▶ **TASK DESCRIPTION**: Exactly repeat the full listing that follows.

#### EXERCISE MATERIAL ####

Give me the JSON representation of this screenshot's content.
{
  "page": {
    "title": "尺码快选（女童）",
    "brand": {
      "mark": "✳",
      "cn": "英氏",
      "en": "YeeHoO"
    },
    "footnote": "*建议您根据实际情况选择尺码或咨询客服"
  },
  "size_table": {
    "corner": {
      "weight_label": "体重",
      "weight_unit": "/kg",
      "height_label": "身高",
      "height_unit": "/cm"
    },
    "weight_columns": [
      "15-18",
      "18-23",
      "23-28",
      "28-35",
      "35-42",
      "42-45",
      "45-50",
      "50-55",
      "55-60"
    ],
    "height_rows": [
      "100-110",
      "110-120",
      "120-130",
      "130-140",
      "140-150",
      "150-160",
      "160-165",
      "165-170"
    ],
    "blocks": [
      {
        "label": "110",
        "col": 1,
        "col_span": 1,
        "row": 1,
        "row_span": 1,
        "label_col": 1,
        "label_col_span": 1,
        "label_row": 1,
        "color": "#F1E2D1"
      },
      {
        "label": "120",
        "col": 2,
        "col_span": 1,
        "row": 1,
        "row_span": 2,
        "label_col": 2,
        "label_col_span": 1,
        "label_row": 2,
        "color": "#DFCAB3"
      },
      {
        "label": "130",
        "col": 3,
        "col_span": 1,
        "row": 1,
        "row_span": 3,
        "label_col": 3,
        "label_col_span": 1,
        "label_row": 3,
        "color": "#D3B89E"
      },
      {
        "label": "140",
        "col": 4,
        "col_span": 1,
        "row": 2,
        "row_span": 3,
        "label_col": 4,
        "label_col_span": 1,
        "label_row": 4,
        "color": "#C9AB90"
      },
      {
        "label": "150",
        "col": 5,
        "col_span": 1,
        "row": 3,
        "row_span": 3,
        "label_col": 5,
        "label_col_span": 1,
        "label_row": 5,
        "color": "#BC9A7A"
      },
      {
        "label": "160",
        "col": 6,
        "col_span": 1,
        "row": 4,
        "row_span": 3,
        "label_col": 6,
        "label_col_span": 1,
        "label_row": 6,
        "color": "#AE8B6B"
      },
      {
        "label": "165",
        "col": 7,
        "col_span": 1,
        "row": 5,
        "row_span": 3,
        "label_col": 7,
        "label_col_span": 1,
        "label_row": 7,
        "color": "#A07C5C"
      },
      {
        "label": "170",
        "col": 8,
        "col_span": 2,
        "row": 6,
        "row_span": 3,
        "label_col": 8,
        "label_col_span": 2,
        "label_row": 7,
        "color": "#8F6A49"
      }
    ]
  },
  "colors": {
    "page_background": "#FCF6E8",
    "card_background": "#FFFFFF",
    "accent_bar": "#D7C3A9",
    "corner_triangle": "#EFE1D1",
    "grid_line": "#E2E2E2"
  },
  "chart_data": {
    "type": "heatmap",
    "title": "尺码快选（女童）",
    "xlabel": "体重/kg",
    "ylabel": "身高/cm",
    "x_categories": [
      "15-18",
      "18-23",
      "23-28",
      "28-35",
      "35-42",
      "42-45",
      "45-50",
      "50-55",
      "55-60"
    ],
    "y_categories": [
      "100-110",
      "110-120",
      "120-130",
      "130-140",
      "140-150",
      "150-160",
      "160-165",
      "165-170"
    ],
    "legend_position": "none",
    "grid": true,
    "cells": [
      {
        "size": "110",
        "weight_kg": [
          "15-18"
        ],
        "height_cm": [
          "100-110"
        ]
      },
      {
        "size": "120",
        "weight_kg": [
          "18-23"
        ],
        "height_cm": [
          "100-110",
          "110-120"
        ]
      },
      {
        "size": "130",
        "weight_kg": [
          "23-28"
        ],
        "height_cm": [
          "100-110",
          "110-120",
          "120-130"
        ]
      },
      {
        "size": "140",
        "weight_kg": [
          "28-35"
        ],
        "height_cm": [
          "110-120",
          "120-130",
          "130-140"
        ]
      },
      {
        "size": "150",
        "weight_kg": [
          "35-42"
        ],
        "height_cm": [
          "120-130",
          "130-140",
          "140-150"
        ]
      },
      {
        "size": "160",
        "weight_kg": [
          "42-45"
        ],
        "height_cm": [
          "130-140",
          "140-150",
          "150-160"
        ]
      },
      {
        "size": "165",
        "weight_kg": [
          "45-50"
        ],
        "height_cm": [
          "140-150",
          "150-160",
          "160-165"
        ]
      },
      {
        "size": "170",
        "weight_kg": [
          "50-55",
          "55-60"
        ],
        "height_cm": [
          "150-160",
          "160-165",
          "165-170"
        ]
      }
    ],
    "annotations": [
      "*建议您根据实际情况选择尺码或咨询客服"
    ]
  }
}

####

▶ **FULL RESPONSE**:
Give me the JSON representation of this screenshot's content.
{
  "page": {
    "title": "尺码快选（女童）",
    "brand": {
      "mark": "✳",
      "cn": "英氏",
      "en": "YeeHoO"
    },
    "footnote": "*建议您根据实际情况选择尺码或咨询客服"
  },
  "size_table": {
    "corner": {
      "weight_label": "体重",
      "weight_unit": "/kg",
      "height_label": "身高",
      "height_unit": "/cm"
    },
    "weight_columns": [
      "15-18",
      "18-23",
      "23-28",
      "28-35",
      "35-42",
      "42-45",
      "45-50",
      "50-55",
      "55-60"
    ],
    "height_rows": [
      "100-110",
      "110-120",
      "120-130",
      "130-140",
      "140-150",
      "150-160",
      "160-165",
      "165-170"
    ],
    "blocks": [
      {
        "label": "110",
        "col": 1,
        "col_span": 1,
        "row": 1,
        "row_span": 1,
        "label_col": 1,
        "label_col_span": 1,
        "label_row": 1,
        "color": "#F1E2D1"
      },
      {
        "label": "120",
        "col": 2,
        "col_span": 1,
        "row": 1,
        "row_span": 2,
        "label_col": 2,
        "label_col_span": 1,
        "label_row": 2,
        "color": "#DFCAB3"
      },
      {
        "label": "130",
        "col": 3,
        "col_span": 1,
        "row": 1,
        "row_span": 3,
        "label_col": 3,
        "label_col_span": 1,
        "label_row": 3,
        "color": "#D3B89E"
      },
      {
        "label": "140",
        "col": 4,
        "col_span": 1,
        "row": 2,
        "row_span": 3,
        "label_col": 4,
        "label_col_span": 1,
        "label_row": 4,
        "color": "#C9AB90"
      },
      {
        "label": "150",
        "col": 5,
        "col_span": 1,
        "row": 3,
        "row_span": 3,
        "label_col": 5,
        "label_col_span": 1,
        "label_row": 5,
        "color": "#BC9A7A"
      },
      {
        "label": "160",
        "col": 6,
        "col_span": 1,
        "row": 4,
        "row_span": 3,
        "label_col": 6,
        "label_col_span": 1,
        "label_row": 6,
        "color": "#AE8B6B"
      },
      {
        "label": "165",
        "col": 7,
        "col_span": 1,
        "row": 5,
        "row_span": 3,
        "label_col": 7,
        "label_col_span": 1,
        "label_row": 7,
        "color": "#A07C5C"
      },
      {
        "label": "170",
        "col": 8,
        "col_span": 2,
        "row": 6,
        "row_span": 3,
        "label_col": 8,
        "label_col_span": 2,
        "label_row": 7,
        "color": "#8F6A49"
      }
    ]
  },
  "colors": {
    "page_background": "#FCF6E8",
    "card_background": "#FFFFFF",
    "accent_bar": "#D7C3A9",
    "corner_triangle": "#EFE1D1",
    "grid_line": "#E2E2E2"
  },
  "chart_data": {
    "type": "heatmap",
    "title": "尺码快选（女童）",
    "xlabel": "体重/kg",
    "ylabel": "身高/cm",
    "x_categories": [
      "15-18",
      "18-23",
      "23-28",
      "28-35",
      "35-42",
      "42-45",
      "45-50",
      "50-55",
      "55-60"
    ],
    "y_categories": [
      "100-110",
      "110-120",
      "120-130",
      "130-140",
      "140-150",
      "150-160",
      "160-165",
      "165-170"
    ],
    "legend_position": "none",
    "grid": true,
    "cells": [
      {
        "size": "110",
        "weight_kg": [
          "15-18"
        ],
        "height_cm": [
          "100-110"
        ]
      },
      {
        "size": "120",
        "weight_kg": [
          "18-23"
        ],
        "height_cm": [
          "100-110",
          "110-120"
        ]
      },
      {
        "size": "130",
        "weight_kg": [
          "23-28"
        ],
        "height_cm": [
          "100-110",
          "110-120",
          "120-130"
        ]
      },
      {
        "size": "140",
        "weight_kg": [
          "28-35"
        ],
        "height_cm": [
          "110-120",
          "120-130",
          "130-140"
        ]
      },
      {
        "size": "150",
        "weight_kg": [
          "35-42"
        ],
        "height_cm": [
          "120-130",
          "130-140",
          "140-150"
        ]
      },
      {
        "size": "160",
        "weight_kg": [
          "42-45"
        ],
        "height_cm": [
          "130-140",
          "140-150",
          "150-160"
        ]
      },
      {
        "size": "165",
        "weight_kg": [
          "45-50"
        ],
        "height_cm": [
          "140-150",
          "150-160",
          "160-165"
        ]
      },
      {
        "size": "170",
        "weight_kg": [
          "50-55",
          "55-60"
        ],
        "height_cm": [
          "150-160",
          "160-165",
          "165-170"
        ]
      }
    ],
    "annotations": [
      "*建议您根据实际情况选择尺码或咨询客服"
    ]
  }
}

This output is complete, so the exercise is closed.